- _Stated exercise_
Go through the listing and copy each line with the string "label".

(Dataset entries on figures)
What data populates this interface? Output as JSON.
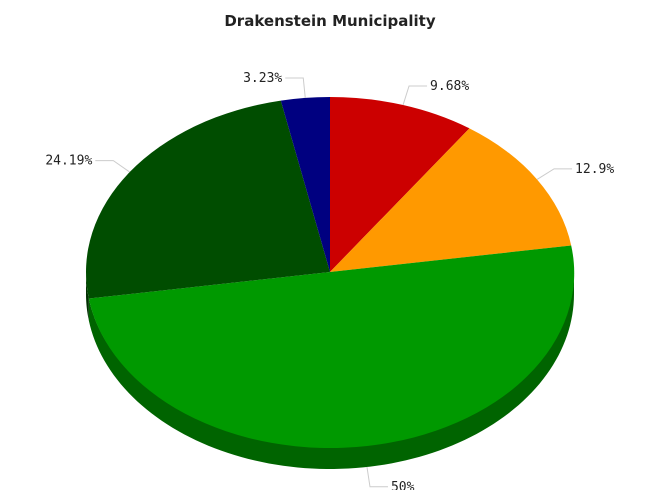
{
  "chart_data": {
    "type": "pie",
    "title": "Drakenstein Municipality",
    "slices": [
      {
        "value": 9.68,
        "label": "9.68%",
        "color": "#cc0000",
        "side_color": "#8a0000"
      },
      {
        "value": 12.9,
        "label": "12.9%",
        "color": "#ff9900",
        "side_color": "#b36b00"
      },
      {
        "value": 50,
        "label": "50%",
        "color": "#009900",
        "side_color": "#006400"
      },
      {
        "value": 24.19,
        "label": "24.19%",
        "color": "#004d00",
        "side_color": "#003000"
      },
      {
        "value": 3.23,
        "label": "3.23%",
        "color": "#000080",
        "side_color": "#000050"
      }
    ],
    "start_angle": "top",
    "direction": "clockwise",
    "style": "3d"
  }
}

- _Task solution_
        "label": "9.68%",
        "label": "12.9%",
        "label": "50%",
        "label": "24.19%",
        "label": "3.23%",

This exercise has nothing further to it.